## Given task
State how many lines contain the string "وجعفر", and write nothing else.

[Recorded data]

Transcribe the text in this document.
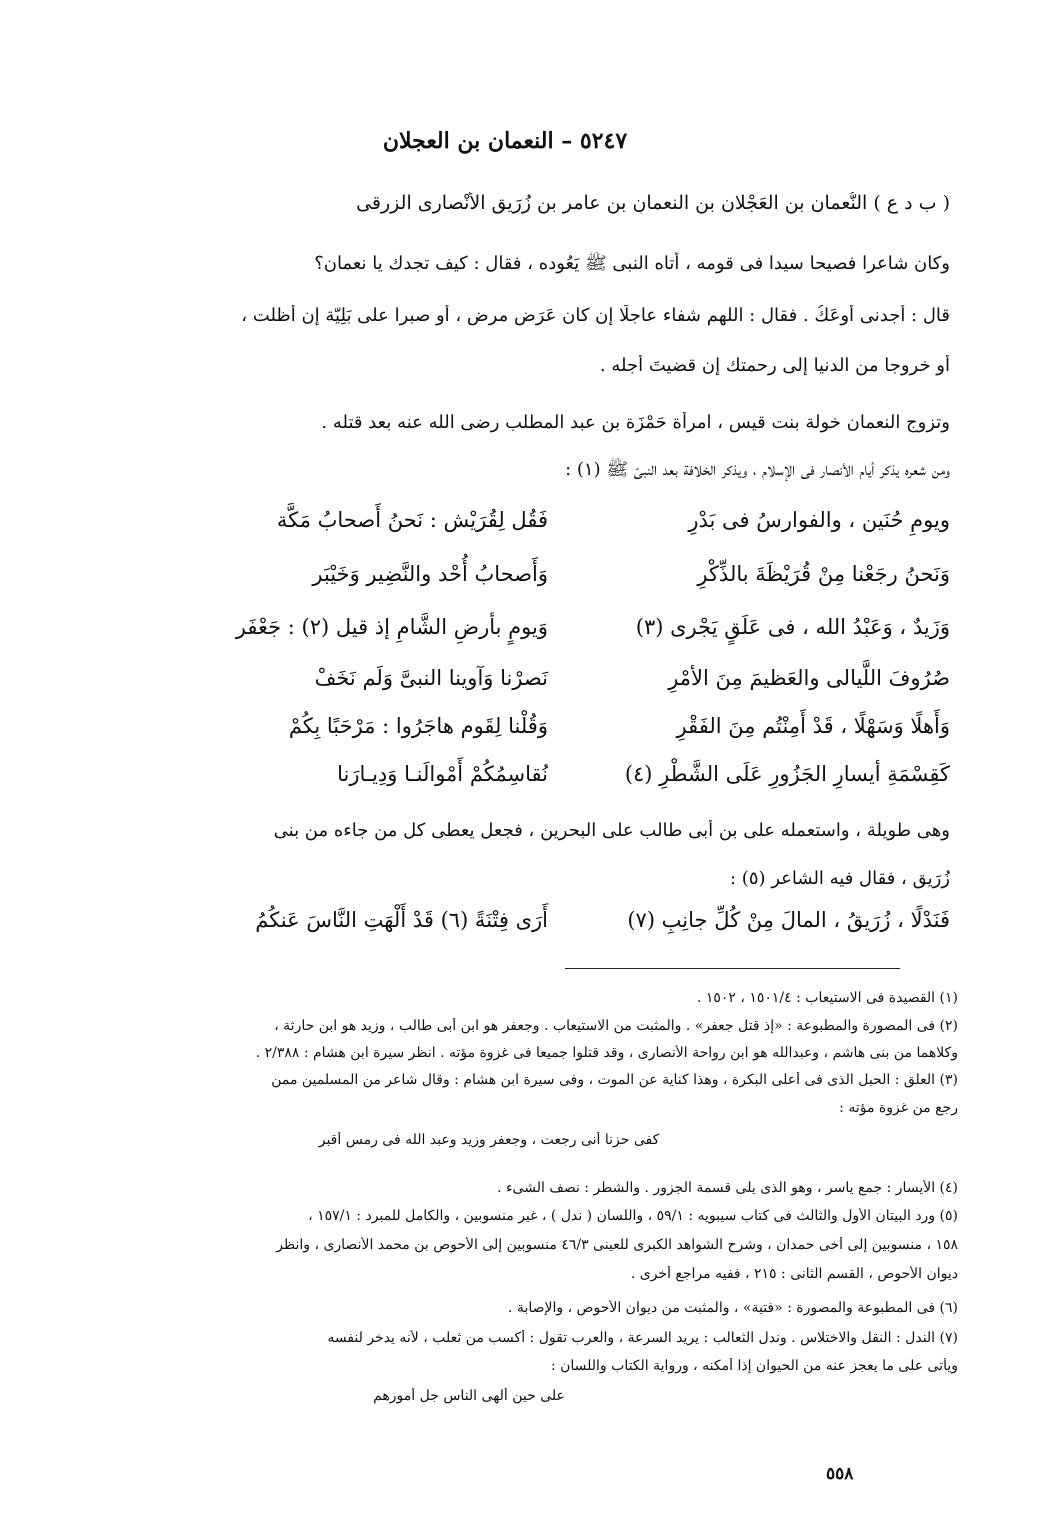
٥٢٤٧ – النعمان بن العجلان
( ب د ع ) النُّعمان بن العَجْلان بن النعمانِ بن عامر بن زُرَيق الأنْصارى الزرقى
وكان شاعرا فصيحا سيدا فى قومه ، أتاه النبى ﷺ يَعُوده ، فقال : كيف تجدك يا نعمان؟
قال : أجدنى أوعَكُ . فقال : اللهم شفاء عاجلًا إن كان عَرَض مرض ، أو صبرا على بَلِيّة إن أظلت ،
أو خروجا من الدنيا إلى رحمتك إن قضيتَ أجله .
وتزوج النعمان خولة بنت قيس ، امرأة حَمْزَة بن عبد المطلب رضى الله عنه بعد قتله .
ومن شعره يذكر أيام الأنصار فى الإسلام ، ويذكر الخلافة بعد النبىّ ﷺ (١) :
فَقُل لِقُرَيْش : نَحنُ أَصحابُ مَكَّة	ويومِ حُنَين ، والفوارسُ فى بَدْرِ
وَأَصحابُ أُحْد والنَّضِير وَخَيْبَر	وَنَحنُ رجَعْنا مِنْ قُرَيْظَةَ بالذِّكْرِ
وَيومٍ بأرضِ الشَّامِ إذ قيل (٢) : جَعْفَر	وَزَيدٌ ، وَعَبْدُ الله ، فى عَلَقٍ يَجْرى (٣)
نَصرْنا وَآوينا النبىَّ وَلَم نَخَفْ	صُرُوفَ اللَّيالى والعَظيمَ مِنَ الأمْرِ
وَقُلْنا لِقَوم هاجَرُوا : مَرْحَبًا بِكُمْ	وَأَهلًا وَسَهْلًا ، قَدْ أَمِنْتُم مِنَ الفَقْرِ
نُقاسِمُكُمْ أَمْوالَنـا وَدِيـارَنا	كَقِسْمَةِ أيسارِ الجَزُورِ عَلَى الشَّطْرِ (٤)
وهى طويلة ، واستعمله على بن أبى طالب على البحرين ، فجعل يعطى كل من جاءه من بنى
زُرَيق ، فقال فيه الشاعر (٥) :
أَرَى فِتْنَةً (٦) قَدْ أَلْهَتِ النَّاسَ عَنكُمُ	فَنَدْلًا ، زُرَيقُ ، المالَ مِنْ كُلِّ جانِبِ (٧)
(١) القصيدة فى الاستيعاب : ١٥٠١/٤ ، ١٥٠٢ .
(٢) فى المصورة والمطبوعة : «إذ قتل جعفر» . والمثبت من الاستيعاب . وجعفر هو ابن أبى طالب ، وزيد هو ابن حارثة ،
وكلاهما من بنى هاشم ، وعبدالله هو ابن رواحة الأنصارى ، وقد قتلوا جميعا فى غزوة مؤته . انظر سيرة ابن هشام : ٢/٣٨٨ .
(٣) العلق : الحبل الذى فى أعلى البكرة ، وهذا كناية عن الموت ، وفى سيرة ابن هشام : وقال شاعر من المسلمين ممن
رجع من غزوة مؤته :
كفى حزنا أنى رجعت ، وجعفر وزيد وعبد الله فى رمس أقبر
(٤) الأيسار : جمع ياسر ، وهو الذى يلى قسمة الجزور . والشطر : نصف الشىء .
(٥) ورد البيتان الأول والثالث فى كتاب سيبويه : ٥٩/١ ، واللسان ( ندل ) ، غير منسوبين ، والكامل للمبرد : ١٥٧/١ ،
١٥٨ ، منسوبين إلى أخى حمدان ، وشرح الشواهد الكبرى للعينى ٤٦/٣ منسوبين إلى الأحوص بن محمد الأنصارى ، وانظر
ديوان الأحوص ، القسم الثانى : ٢١٥ ، ففيه مراجع أخرى .
(٦) فى المطبوعة والمصورة : «فتية» ، والمثبت من ديوان الأحوص ، والإصابة .
(٧) الندل : النقل والاختلاس . وندل الثعالب : يريد السرعة ، والعرب تقول : أكسب من ثعلب ، لأنه يدخر لنفسه
ويأتى على ما يعجز عنه من الحيوان إذا أمكنه ، ورواية الكتاب واللسان :
على حين ألهى الناس جل أمورهم
٥٥٨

## Complete answer
2